Required work> Leave out the pictures, then reproduce the rest of the material exactly.

-- begin Entries provided --

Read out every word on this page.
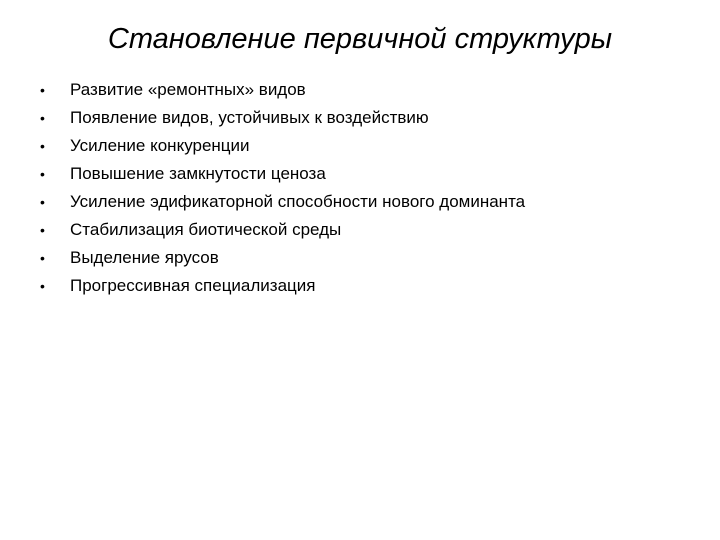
Становление первичной структуры
•	Развитие «ремонтных» видов
•	Появление видов, устойчивых к воздействию
•	Усиление конкуренции
•	Повышение замкнутости ценоза
•	Усиление эдификаторной способности нового доминанта
•	Стабилизация биотической среды
•	Выделение ярусов
•	Прогрессивная специализация
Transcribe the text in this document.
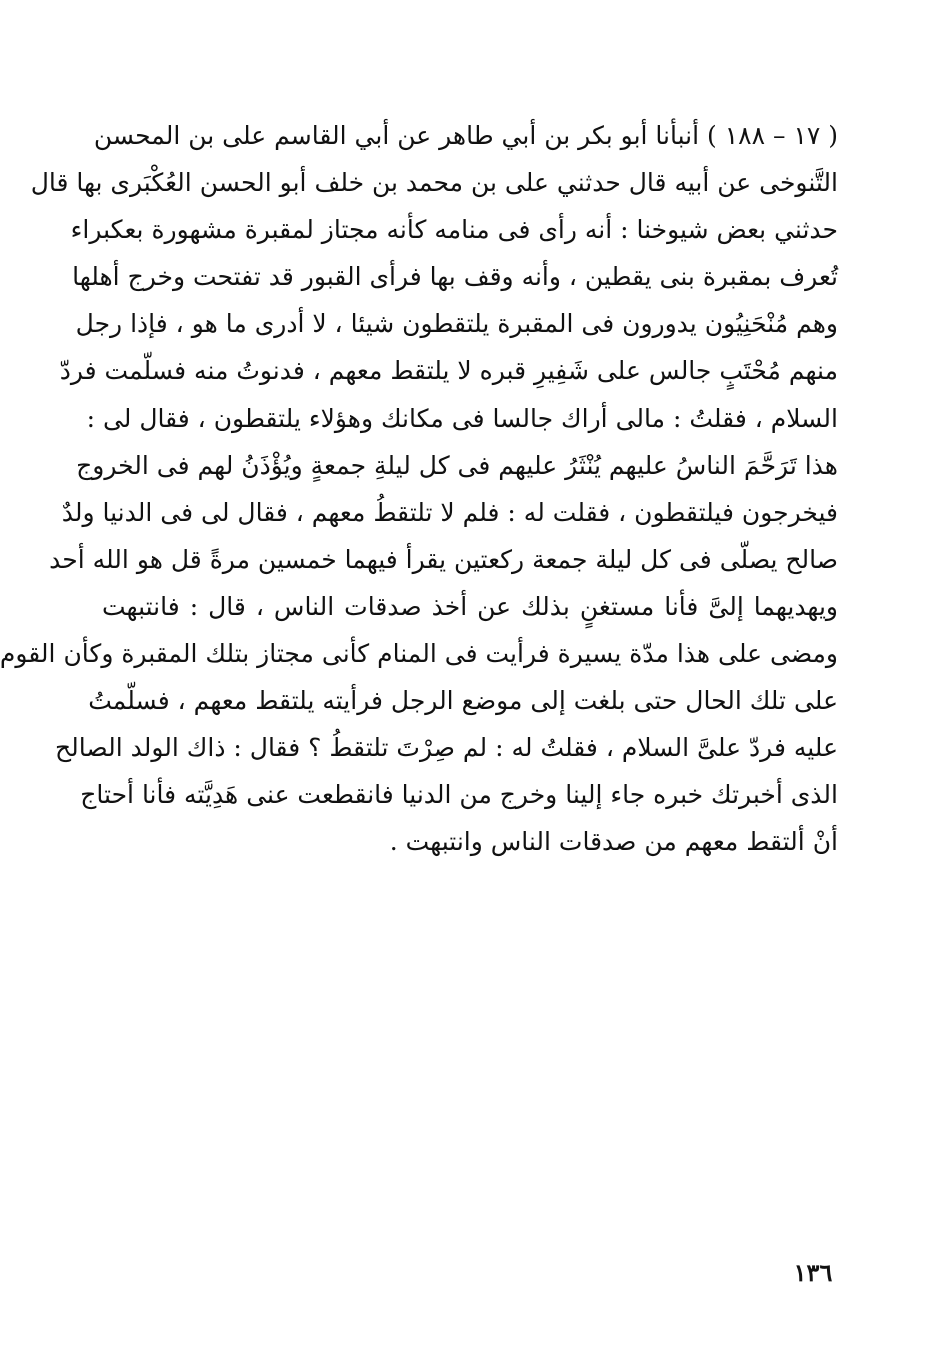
( ١٧ – ١٨٨ ) أنبأنا أبو بكر بن أبي طاهر عن أبي القاسم على بن المحسن
التَّنوخى عن أبيه قال حدثني على بن محمد بن خلف أبو الحسن العُكْبَرى بها قال
حدثني بعض شيوخنا : أنه رأى فى منامه كأنه مجتاز لمقبرة مشهورة بعكبراء
تُعرف بمقبرة بنى يقطين ، وأنه وقف بها فرأى القبور قد تفتحت وخرج أهلها
وهم مُنْحَنِيُون يدورون فى المقبرة يلتقطون شيئا ، لا أدرى ما هو ، فإذا رجل
منهم مُحْتَبٍ جالس على شَفِيرِ قبره لا يلتقط معهم ، فدنوتُ منه فسلّمت فردّ
السلام ، فقلتُ : مالى أراك جالسا فى مكانك وهؤلاء يلتقطون ، فقال لى :
هذا تَرَحَّمَ الناسُ عليهم يُنْثَرُ عليهم فى كل ليلةِ جمعةٍ ويُؤْذَنُ لهم فى الخروج
فيخرجون فيلتقطون ، فقلت له : فلم لا تلتقطُ معهم ، فقال لى فى الدنيا ولدٌ
صالح يصلّى فى كل ليلة جمعة ركعتين يقرأ فيهما خمسين مرةً قل هو الله أحد
ويهديهما إلىَّ فأنا مستغنٍ بذلك عن أخذ صدقات الناس ، قال : فانتبهت
ومضى على هذا مدّة يسيرة فرأيت فى المنام كأنى مجتاز بتلك المقبرة وكأن القوم
على تلك الحال حتى بلغت إلى موضع الرجل فرأيته يلتقط معهم ، فسلّمتُ
عليه فردّ علىَّ السلام ، فقلتُ له : لم صِرْتَ تلتقطُ ؟ فقال : ذاك الولد الصالح
الذى أخبرتك خبره جاء إلينا وخرج من الدنيا فانقطعت عنى هَدِيَّته فأنا أحتاج
أنْ ألتقط معهم من صدقات الناس وانتبهت .
١٣٦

-- end Entries provided --

Result for this task>
Read out every word on this page.
Становление первичной структуры
•	Развитие «ремонтных» видов
•	Появление видов, устойчивых к воздействию
•	Усиление конкуренции
•	Повышение замкнутости ценоза
•	Усиление эдификаторной способности нового доминанта
•	Стабилизация биотической среды
•	Выделение ярусов
•	Прогрессивная специализация
Transcribe the text in this document.
( ١٧ – ١٨٨ ) أنبأنا أبو بكر بن أبي طاهر عن أبي القاسم على بن المحسن
التَّنوخى عن أبيه قال حدثني على بن محمد بن خلف أبو الحسن العُكْبَرى بها قال
حدثني بعض شيوخنا : أنه رأى فى منامه كأنه مجتاز لمقبرة مشهورة بعكبراء
تُعرف بمقبرة بنى يقطين ، وأنه وقف بها فرأى القبور قد تفتحت وخرج أهلها
وهم مُنْحَنِيُون يدورون فى المقبرة يلتقطون شيئا ، لا أدرى ما هو ، فإذا رجل
منهم مُحْتَبٍ جالس على شَفِيرِ قبره لا يلتقط معهم ، فدنوتُ منه فسلّمت فردّ
السلام ، فقلتُ : مالى أراك جالسا فى مكانك وهؤلاء يلتقطون ، فقال لى :
هذا تَرَحَّمَ الناسُ عليهم يُنْثَرُ عليهم فى كل ليلةِ جمعةٍ ويُؤْذَنُ لهم فى الخروج
فيخرجون فيلتقطون ، فقلت له : فلم لا تلتقطُ معهم ، فقال لى فى الدنيا ولدٌ
صالح يصلّى فى كل ليلة جمعة ركعتين يقرأ فيهما خمسين مرةً قل هو الله أحد
ويهديهما إلىَّ فأنا مستغنٍ بذلك عن أخذ صدقات الناس ، قال : فانتبهت
ومضى على هذا مدّة يسيرة فرأيت فى المنام كأنى مجتاز بتلك المقبرة وكأن القوم
على تلك الحال حتى بلغت إلى موضع الرجل فرأيته يلتقط معهم ، فسلّمتُ
عليه فردّ علىَّ السلام ، فقلتُ له : لم صِرْتَ تلتقطُ ؟ فقال : ذاك الولد الصالح
الذى أخبرتك خبره جاء إلينا وخرج من الدنيا فانقطعت عنى هَدِيَّته فأنا أحتاج
أنْ ألتقط معهم من صدقات الناس وانتبهت .
١٣٦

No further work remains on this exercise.